--- WORK TO DO ---
Below is a block of data; give all of it again word for word.

▼

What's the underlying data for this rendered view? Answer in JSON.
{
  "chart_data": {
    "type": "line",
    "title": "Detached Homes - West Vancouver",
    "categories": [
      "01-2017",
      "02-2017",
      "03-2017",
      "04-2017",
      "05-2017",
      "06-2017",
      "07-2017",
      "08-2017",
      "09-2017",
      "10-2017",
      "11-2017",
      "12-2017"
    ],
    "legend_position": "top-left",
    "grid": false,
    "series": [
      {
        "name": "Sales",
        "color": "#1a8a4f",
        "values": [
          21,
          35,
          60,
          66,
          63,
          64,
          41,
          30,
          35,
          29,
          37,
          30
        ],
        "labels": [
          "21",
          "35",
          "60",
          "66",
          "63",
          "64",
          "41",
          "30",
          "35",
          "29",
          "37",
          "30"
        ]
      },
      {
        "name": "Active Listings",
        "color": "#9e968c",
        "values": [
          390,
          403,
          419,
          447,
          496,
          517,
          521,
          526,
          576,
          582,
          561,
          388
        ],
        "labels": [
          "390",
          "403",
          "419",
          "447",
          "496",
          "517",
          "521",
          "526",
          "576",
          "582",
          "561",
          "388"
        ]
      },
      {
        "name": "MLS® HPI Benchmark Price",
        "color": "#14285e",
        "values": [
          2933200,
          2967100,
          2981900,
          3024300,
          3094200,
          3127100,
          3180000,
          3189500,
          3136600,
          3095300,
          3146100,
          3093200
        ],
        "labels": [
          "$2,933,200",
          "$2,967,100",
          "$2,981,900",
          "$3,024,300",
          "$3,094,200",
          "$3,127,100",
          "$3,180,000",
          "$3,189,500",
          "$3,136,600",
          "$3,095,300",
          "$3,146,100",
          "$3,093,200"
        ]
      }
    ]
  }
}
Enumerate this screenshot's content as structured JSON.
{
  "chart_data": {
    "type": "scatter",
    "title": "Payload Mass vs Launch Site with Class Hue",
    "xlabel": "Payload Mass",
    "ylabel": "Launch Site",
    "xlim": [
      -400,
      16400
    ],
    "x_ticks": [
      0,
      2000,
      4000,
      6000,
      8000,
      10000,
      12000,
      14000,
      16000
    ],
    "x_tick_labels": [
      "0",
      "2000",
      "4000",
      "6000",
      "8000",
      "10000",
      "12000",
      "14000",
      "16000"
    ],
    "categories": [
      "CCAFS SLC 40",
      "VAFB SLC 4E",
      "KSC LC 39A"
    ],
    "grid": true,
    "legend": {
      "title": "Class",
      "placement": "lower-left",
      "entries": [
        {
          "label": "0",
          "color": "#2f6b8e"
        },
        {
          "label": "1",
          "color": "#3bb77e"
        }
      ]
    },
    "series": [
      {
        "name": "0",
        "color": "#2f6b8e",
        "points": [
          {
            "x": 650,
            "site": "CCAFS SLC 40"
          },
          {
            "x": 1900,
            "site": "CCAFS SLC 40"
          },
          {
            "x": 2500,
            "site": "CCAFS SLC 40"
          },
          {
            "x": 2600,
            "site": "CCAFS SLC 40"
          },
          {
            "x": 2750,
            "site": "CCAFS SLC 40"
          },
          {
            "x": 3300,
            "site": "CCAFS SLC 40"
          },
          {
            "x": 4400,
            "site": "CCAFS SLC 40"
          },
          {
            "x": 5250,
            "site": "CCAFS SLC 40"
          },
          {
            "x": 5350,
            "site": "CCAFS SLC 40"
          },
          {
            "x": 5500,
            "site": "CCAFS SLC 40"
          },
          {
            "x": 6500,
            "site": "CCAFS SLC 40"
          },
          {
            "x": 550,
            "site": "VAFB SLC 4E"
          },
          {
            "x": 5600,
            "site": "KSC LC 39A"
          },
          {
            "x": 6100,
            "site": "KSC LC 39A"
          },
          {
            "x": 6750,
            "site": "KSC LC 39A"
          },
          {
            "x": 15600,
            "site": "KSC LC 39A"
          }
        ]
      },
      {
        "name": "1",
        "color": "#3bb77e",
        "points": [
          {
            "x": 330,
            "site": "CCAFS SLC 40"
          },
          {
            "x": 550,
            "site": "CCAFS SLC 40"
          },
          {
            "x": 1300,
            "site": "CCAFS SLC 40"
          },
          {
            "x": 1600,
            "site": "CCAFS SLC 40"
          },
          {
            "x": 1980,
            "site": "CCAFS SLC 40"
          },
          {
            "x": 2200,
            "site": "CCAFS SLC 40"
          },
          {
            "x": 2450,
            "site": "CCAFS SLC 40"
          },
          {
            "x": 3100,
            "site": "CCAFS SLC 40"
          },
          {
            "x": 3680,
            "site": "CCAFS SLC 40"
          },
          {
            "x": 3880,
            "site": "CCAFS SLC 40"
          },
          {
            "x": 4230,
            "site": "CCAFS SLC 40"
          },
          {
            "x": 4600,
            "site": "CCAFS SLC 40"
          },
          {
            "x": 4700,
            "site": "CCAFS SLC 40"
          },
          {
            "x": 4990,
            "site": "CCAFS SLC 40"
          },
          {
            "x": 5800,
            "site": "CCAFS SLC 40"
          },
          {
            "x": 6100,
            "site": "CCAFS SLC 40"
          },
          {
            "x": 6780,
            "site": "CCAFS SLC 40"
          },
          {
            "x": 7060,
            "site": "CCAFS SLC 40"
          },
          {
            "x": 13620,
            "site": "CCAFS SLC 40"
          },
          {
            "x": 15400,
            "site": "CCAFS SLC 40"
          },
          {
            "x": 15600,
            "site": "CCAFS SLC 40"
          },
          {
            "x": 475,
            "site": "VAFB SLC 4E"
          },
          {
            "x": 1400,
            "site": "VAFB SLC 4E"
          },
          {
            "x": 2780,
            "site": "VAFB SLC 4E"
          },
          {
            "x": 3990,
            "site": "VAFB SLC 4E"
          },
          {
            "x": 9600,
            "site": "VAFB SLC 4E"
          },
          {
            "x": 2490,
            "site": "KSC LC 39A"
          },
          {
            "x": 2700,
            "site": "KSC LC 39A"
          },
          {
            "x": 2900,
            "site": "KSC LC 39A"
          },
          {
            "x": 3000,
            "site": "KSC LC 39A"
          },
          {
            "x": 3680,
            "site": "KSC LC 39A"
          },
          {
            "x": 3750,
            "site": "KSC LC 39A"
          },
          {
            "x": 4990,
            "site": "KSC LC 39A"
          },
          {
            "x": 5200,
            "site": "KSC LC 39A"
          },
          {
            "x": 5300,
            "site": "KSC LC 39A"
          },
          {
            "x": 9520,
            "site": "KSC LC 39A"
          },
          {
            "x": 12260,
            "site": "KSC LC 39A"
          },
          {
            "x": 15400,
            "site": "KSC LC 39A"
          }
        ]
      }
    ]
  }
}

▲

--- ANSWER FOR THE TASK ---
What's the underlying data for this rendered view? Answer in JSON.
{
  "chart_data": {
    "type": "line",
    "title": "Detached Homes - West Vancouver",
    "categories": [
      "01-2017",
      "02-2017",
      "03-2017",
      "04-2017",
      "05-2017",
      "06-2017",
      "07-2017",
      "08-2017",
      "09-2017",
      "10-2017",
      "11-2017",
      "12-2017"
    ],
    "legend_position": "top-left",
    "grid": false,
    "series": [
      {
        "name": "Sales",
        "color": "#1a8a4f",
        "values": [
          21,
          35,
          60,
          66,
          63,
          64,
          41,
          30,
          35,
          29,
          37,
          30
        ],
        "labels": [
          "21",
          "35",
          "60",
          "66",
          "63",
          "64",
          "41",
          "30",
          "35",
          "29",
          "37",
          "30"
        ]
      },
      {
        "name": "Active Listings",
        "color": "#9e968c",
        "values": [
          390,
          403,
          419,
          447,
          496,
          517,
          521,
          526,
          576,
          582,
          561,
          388
        ],
        "labels": [
          "390",
          "403",
          "419",
          "447",
          "496",
          "517",
          "521",
          "526",
          "576",
          "582",
          "561",
          "388"
        ]
      },
      {
        "name": "MLS® HPI Benchmark Price",
        "color": "#14285e",
        "values": [
          2933200,
          2967100,
          2981900,
          3024300,
          3094200,
          3127100,
          3180000,
          3189500,
          3136600,
          3095300,
          3146100,
          3093200
        ],
        "labels": [
          "$2,933,200",
          "$2,967,100",
          "$2,981,900",
          "$3,024,300",
          "$3,094,200",
          "$3,127,100",
          "$3,180,000",
          "$3,189,500",
          "$3,136,600",
          "$3,095,300",
          "$3,146,100",
          "$3,093,200"
        ]
      }
    ]
  }
}
Enumerate this screenshot's content as structured JSON.
{
  "chart_data": {
    "type": "scatter",
    "title": "Payload Mass vs Launch Site with Class Hue",
    "xlabel": "Payload Mass",
    "ylabel": "Launch Site",
    "xlim": [
      -400,
      16400
    ],
    "x_ticks": [
      0,
      2000,
      4000,
      6000,
      8000,
      10000,
      12000,
      14000,
      16000
    ],
    "x_tick_labels": [
      "0",
      "2000",
      "4000",
      "6000",
      "8000",
      "10000",
      "12000",
      "14000",
      "16000"
    ],
    "categories": [
      "CCAFS SLC 40",
      "VAFB SLC 4E",
      "KSC LC 39A"
    ],
    "grid": true,
    "legend": {
      "title": "Class",
      "placement": "lower-left",
      "entries": [
        {
          "label": "0",
          "color": "#2f6b8e"
        },
        {
          "label": "1",
          "color": "#3bb77e"
        }
      ]
    },
    "series": [
      {
        "name": "0",
        "color": "#2f6b8e",
        "points": [
          {
            "x": 650,
            "site": "CCAFS SLC 40"
          },
          {
            "x": 1900,
            "site": "CCAFS SLC 40"
          },
          {
            "x": 2500,
            "site": "CCAFS SLC 40"
          },
          {
            "x": 2600,
            "site": "CCAFS SLC 40"
          },
          {
            "x": 2750,
            "site": "CCAFS SLC 40"
          },
          {
            "x": 3300,
            "site": "CCAFS SLC 40"
          },
          {
            "x": 4400,
            "site": "CCAFS SLC 40"
          },
          {
            "x": 5250,
            "site": "CCAFS SLC 40"
          },
          {
            "x": 5350,
            "site": "CCAFS SLC 40"
          },
          {
            "x": 5500,
            "site": "CCAFS SLC 40"
          },
          {
            "x": 6500,
            "site": "CCAFS SLC 40"
          },
          {
            "x": 550,
            "site": "VAFB SLC 4E"
          },
          {
            "x": 5600,
            "site": "KSC LC 39A"
          },
          {
            "x": 6100,
            "site": "KSC LC 39A"
          },
          {
            "x": 6750,
            "site": "KSC LC 39A"
          },
          {
            "x": 15600,
            "site": "KSC LC 39A"
          }
        ]
      },
      {
        "name": "1",
        "color": "#3bb77e",
        "points": [
          {
            "x": 330,
            "site": "CCAFS SLC 40"
          },
          {
            "x": 550,
            "site": "CCAFS SLC 40"
          },
          {
            "x": 1300,
            "site": "CCAFS SLC 40"
          },
          {
            "x": 1600,
            "site": "CCAFS SLC 40"
          },
          {
            "x": 1980,
            "site": "CCAFS SLC 40"
          },
          {
            "x": 2200,
            "site": "CCAFS SLC 40"
          },
          {
            "x": 2450,
            "site": "CCAFS SLC 40"
          },
          {
            "x": 3100,
            "site": "CCAFS SLC 40"
          },
          {
            "x": 3680,
            "site": "CCAFS SLC 40"
          },
          {
            "x": 3880,
            "site": "CCAFS SLC 40"
          },
          {
            "x": 4230,
            "site": "CCAFS SLC 40"
          },
          {
            "x": 4600,
            "site": "CCAFS SLC 40"
          },
          {
            "x": 4700,
            "site": "CCAFS SLC 40"
          },
          {
            "x": 4990,
            "site": "CCAFS SLC 40"
          },
          {
            "x": 5800,
            "site": "CCAFS SLC 40"
          },
          {
            "x": 6100,
            "site": "CCAFS SLC 40"
          },
          {
            "x": 6780,
            "site": "CCAFS SLC 40"
          },
          {
            "x": 7060,
            "site": "CCAFS SLC 40"
          },
          {
            "x": 13620,
            "site": "CCAFS SLC 40"
          },
          {
            "x": 15400,
            "site": "CCAFS SLC 40"
          },
          {
            "x": 15600,
            "site": "CCAFS SLC 40"
          },
          {
            "x": 475,
            "site": "VAFB SLC 4E"
          },
          {
            "x": 1400,
            "site": "VAFB SLC 4E"
          },
          {
            "x": 2780,
            "site": "VAFB SLC 4E"
          },
          {
            "x": 3990,
            "site": "VAFB SLC 4E"
          },
          {
            "x": 9600,
            "site": "VAFB SLC 4E"
          },
          {
            "x": 2490,
            "site": "KSC LC 39A"
          },
          {
            "x": 2700,
            "site": "KSC LC 39A"
          },
          {
            "x": 2900,
            "site": "KSC LC 39A"
          },
          {
            "x": 3000,
            "site": "KSC LC 39A"
          },
          {
            "x": 3680,
            "site": "KSC LC 39A"
          },
          {
            "x": 3750,
            "site": "KSC LC 39A"
          },
          {
            "x": 4990,
            "site": "KSC LC 39A"
          },
          {
            "x": 5200,
            "site": "KSC LC 39A"
          },
          {
            "x": 5300,
            "site": "KSC LC 39A"
          },
          {
            "x": 9520,
            "site": "KSC LC 39A"
          },
          {
            "x": 12260,
            "site": "KSC LC 39A"
          },
          {
            "x": 15400,
            "site": "KSC LC 39A"
          }
        ]
      }
    ]
  }
}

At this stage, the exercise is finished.